### Short task
Images do not belong in the copy. Retype all the entries below exactly.

____ Provided information

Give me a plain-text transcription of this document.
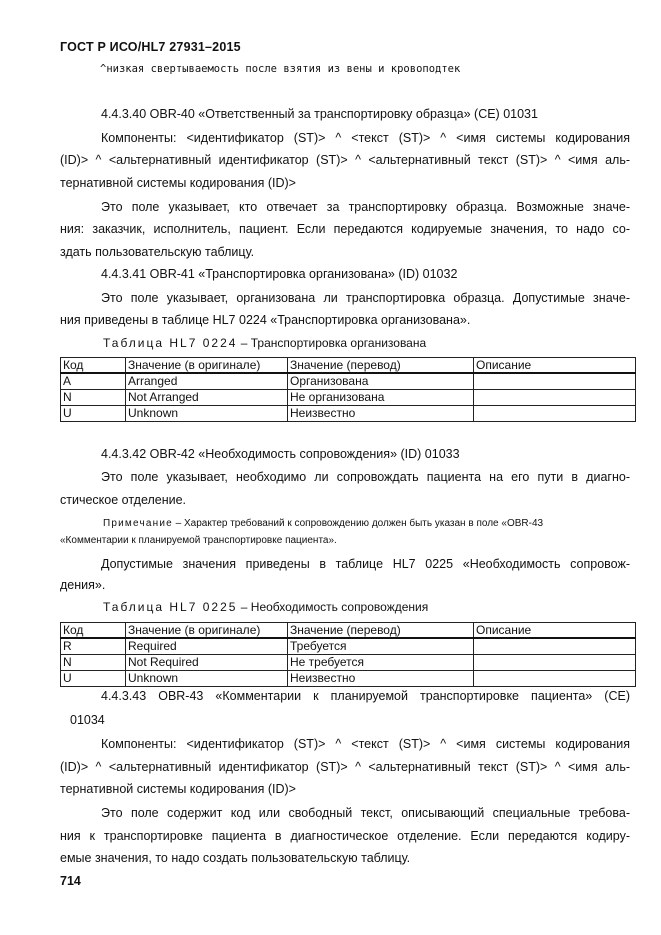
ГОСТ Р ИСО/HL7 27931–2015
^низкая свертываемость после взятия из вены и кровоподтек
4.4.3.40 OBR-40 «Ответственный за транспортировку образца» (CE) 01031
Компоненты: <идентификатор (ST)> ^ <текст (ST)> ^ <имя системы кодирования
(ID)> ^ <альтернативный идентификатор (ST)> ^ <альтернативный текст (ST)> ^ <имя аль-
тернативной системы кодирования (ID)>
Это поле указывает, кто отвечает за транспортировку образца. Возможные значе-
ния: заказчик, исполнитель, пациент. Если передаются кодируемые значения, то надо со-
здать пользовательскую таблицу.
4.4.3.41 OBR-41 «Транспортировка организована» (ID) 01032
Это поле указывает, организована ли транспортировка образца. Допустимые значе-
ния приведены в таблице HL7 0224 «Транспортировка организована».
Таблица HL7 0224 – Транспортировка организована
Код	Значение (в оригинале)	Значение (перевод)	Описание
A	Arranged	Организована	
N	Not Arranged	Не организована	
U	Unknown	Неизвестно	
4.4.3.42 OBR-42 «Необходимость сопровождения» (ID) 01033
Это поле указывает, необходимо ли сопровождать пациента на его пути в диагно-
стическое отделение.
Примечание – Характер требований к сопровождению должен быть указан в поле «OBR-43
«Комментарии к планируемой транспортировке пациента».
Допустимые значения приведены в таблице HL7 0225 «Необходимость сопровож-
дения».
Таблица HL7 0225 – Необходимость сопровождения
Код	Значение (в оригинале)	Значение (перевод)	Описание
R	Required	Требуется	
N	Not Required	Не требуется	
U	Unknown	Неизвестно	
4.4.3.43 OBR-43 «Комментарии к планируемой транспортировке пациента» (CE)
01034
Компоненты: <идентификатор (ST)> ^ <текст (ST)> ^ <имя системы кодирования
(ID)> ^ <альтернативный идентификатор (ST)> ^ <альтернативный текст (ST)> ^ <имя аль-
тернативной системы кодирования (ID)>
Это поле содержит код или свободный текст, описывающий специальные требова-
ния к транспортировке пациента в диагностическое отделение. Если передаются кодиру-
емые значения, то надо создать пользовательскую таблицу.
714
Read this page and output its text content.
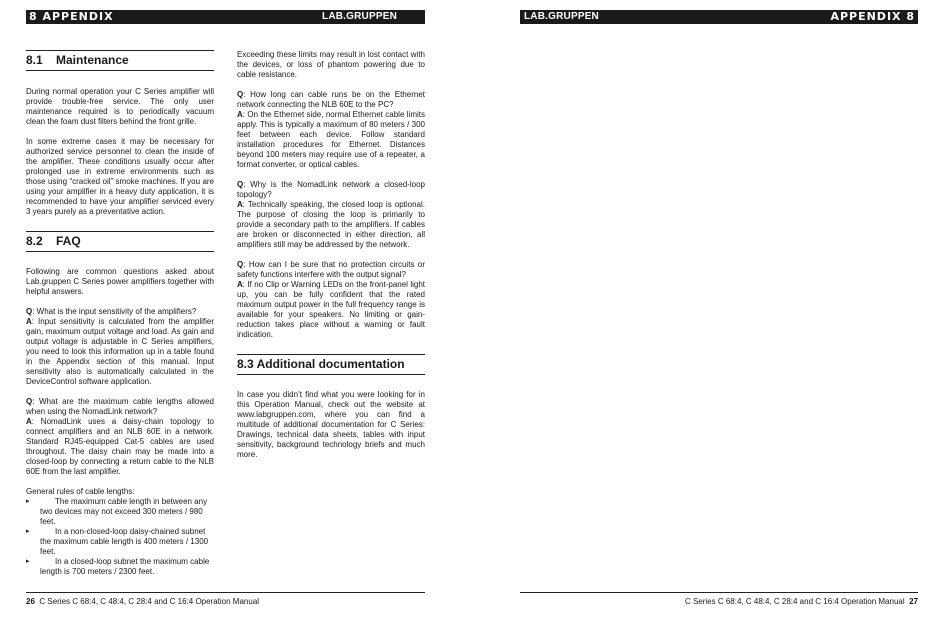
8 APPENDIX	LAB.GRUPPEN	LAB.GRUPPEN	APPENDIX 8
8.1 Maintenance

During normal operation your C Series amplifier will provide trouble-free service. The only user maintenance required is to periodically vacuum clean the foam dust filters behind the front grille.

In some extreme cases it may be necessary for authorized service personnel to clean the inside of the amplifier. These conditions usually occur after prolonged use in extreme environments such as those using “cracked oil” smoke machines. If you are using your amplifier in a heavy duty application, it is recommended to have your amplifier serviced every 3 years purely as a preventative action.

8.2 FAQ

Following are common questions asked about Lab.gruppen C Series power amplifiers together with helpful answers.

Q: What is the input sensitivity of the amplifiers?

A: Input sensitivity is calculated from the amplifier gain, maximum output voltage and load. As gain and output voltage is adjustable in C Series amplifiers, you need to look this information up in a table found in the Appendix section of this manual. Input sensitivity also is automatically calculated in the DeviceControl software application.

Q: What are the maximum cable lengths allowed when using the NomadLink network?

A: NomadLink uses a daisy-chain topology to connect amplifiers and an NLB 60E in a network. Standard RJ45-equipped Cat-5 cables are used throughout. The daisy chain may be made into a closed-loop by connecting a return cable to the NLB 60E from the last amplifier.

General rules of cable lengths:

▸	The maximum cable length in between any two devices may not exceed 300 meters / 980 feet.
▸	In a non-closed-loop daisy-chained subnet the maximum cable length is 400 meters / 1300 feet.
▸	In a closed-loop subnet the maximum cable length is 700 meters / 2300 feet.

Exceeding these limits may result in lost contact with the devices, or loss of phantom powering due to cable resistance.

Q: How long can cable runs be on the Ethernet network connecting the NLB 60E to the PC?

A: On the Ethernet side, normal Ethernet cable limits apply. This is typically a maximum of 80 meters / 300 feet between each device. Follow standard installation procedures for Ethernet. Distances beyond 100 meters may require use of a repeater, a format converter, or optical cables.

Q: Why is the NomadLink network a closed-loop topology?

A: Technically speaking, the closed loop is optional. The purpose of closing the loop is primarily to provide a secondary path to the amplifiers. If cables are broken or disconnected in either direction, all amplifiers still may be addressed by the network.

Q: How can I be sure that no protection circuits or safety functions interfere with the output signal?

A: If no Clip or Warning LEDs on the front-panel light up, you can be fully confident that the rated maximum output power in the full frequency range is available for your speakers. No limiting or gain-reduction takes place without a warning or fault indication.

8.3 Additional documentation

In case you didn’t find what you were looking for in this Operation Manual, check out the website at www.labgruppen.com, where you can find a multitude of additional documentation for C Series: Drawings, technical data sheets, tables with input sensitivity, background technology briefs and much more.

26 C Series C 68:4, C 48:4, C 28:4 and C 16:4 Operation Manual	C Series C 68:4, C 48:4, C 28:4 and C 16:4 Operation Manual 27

________

### Exercise output
Give me a plain-text transcription of this document.
ГОСТ Р ИСО/HL7 27931–2015
^низкая свертываемость после взятия из вены и кровоподтек
4.4.3.40 OBR-40 «Ответственный за транспортировку образца» (CE) 01031
Компоненты: <идентификатор (ST)> ^ <текст (ST)> ^ <имя системы кодирования
(ID)> ^ <альтернативный идентификатор (ST)> ^ <альтернативный текст (ST)> ^ <имя аль-
тернативной системы кодирования (ID)>
Это поле указывает, кто отвечает за транспортировку образца. Возможные значе-
ния: заказчик, исполнитель, пациент. Если передаются кодируемые значения, то надо со-
здать пользовательскую таблицу.
4.4.3.41 OBR-41 «Транспортировка организована» (ID) 01032
Это поле указывает, организована ли транспортировка образца. Допустимые значе-
ния приведены в таблице HL7 0224 «Транспортировка организована».
Таблица HL7 0224 – Транспортировка организована
Код	Значение (в оригинале)	Значение (перевод)	Описание
A	Arranged	Организована	
N	Not Arranged	Не организована	
U	Unknown	Неизвестно	
4.4.3.42 OBR-42 «Необходимость сопровождения» (ID) 01033
Это поле указывает, необходимо ли сопровождать пациента на его пути в диагно-
стическое отделение.
Примечание – Характер требований к сопровождению должен быть указан в поле «OBR-43
«Комментарии к планируемой транспортировке пациента».
Допустимые значения приведены в таблице HL7 0225 «Необходимость сопровож-
дения».
Таблица HL7 0225 – Необходимость сопровождения
Код	Значение (в оригинале)	Значение (перевод)	Описание
R	Required	Требуется	
N	Not Required	Не требуется	
U	Unknown	Неизвестно	
4.4.3.43 OBR-43 «Комментарии к планируемой транспортировке пациента» (CE)
01034
Компоненты: <идентификатор (ST)> ^ <текст (ST)> ^ <имя системы кодирования
(ID)> ^ <альтернативный идентификатор (ST)> ^ <альтернативный текст (ST)> ^ <имя аль-
тернативной системы кодирования (ID)>
Это поле содержит код или свободный текст, описывающий специальные требова-
ния к транспортировке пациента в диагностическое отделение. Если передаются кодиру-
емые значения, то надо создать пользовательскую таблицу.
714
Read this page and output its text content.
8 APPENDIX	LAB.GRUPPEN	LAB.GRUPPEN	APPENDIX 8
8.1 Maintenance

During normal operation your C Series amplifier will provide trouble-free service. The only user maintenance required is to periodically vacuum clean the foam dust filters behind the front grille.

In some extreme cases it may be necessary for authorized service personnel to clean the inside of the amplifier. These conditions usually occur after prolonged use in extreme environments such as those using “cracked oil” smoke machines. If you are using your amplifier in a heavy duty application, it is recommended to have your amplifier serviced every 3 years purely as a preventative action.

8.2 FAQ

Following are common questions asked about Lab.gruppen C Series power amplifiers together with helpful answers.

Q: What is the input sensitivity of the amplifiers?

A: Input sensitivity is calculated from the amplifier gain, maximum output voltage and load. As gain and output voltage is adjustable in C Series amplifiers, you need to look this information up in a table found in the Appendix section of this manual. Input sensitivity also is automatically calculated in the DeviceControl software application.

Q: What are the maximum cable lengths allowed when using the NomadLink network?

A: NomadLink uses a daisy-chain topology to connect amplifiers and an NLB 60E in a network. Standard RJ45-equipped Cat-5 cables are used throughout. The daisy chain may be made into a closed-loop by connecting a return cable to the NLB 60E from the last amplifier.

General rules of cable lengths:

▸	The maximum cable length in between any two devices may not exceed 300 meters / 980 feet.
▸	In a non-closed-loop daisy-chained subnet the maximum cable length is 400 meters / 1300 feet.
▸	In a closed-loop subnet the maximum cable length is 700 meters / 2300 feet.

Exceeding these limits may result in lost contact with the devices, or loss of phantom powering due to cable resistance.

Q: How long can cable runs be on the Ethernet network connecting the NLB 60E to the PC?

A: On the Ethernet side, normal Ethernet cable limits apply. This is typically a maximum of 80 meters / 300 feet between each device. Follow standard installation procedures for Ethernet. Distances beyond 100 meters may require use of a repeater, a format converter, or optical cables.

Q: Why is the NomadLink network a closed-loop topology?

A: Technically speaking, the closed loop is optional. The purpose of closing the loop is primarily to provide a secondary path to the amplifiers. If cables are broken or disconnected in either direction, all amplifiers still may be addressed by the network.

Q: How can I be sure that no protection circuits or safety functions interfere with the output signal?

A: If no Clip or Warning LEDs on the front-panel light up, you can be fully confident that the rated maximum output power in the full frequency range is available for your speakers. No limiting or gain-reduction takes place without a warning or fault indication.

8.3 Additional documentation

In case you didn’t find what you were looking for in this Operation Manual, check out the website at www.labgruppen.com, where you can find a multitude of additional documentation for C Series: Drawings, technical data sheets, tables with input sensitivity, background technology briefs and much more.

26 C Series C 68:4, C 48:4, C 28:4 and C 16:4 Operation Manual	C Series C 68:4, C 48:4, C 28:4 and C 16:4 Operation Manual 27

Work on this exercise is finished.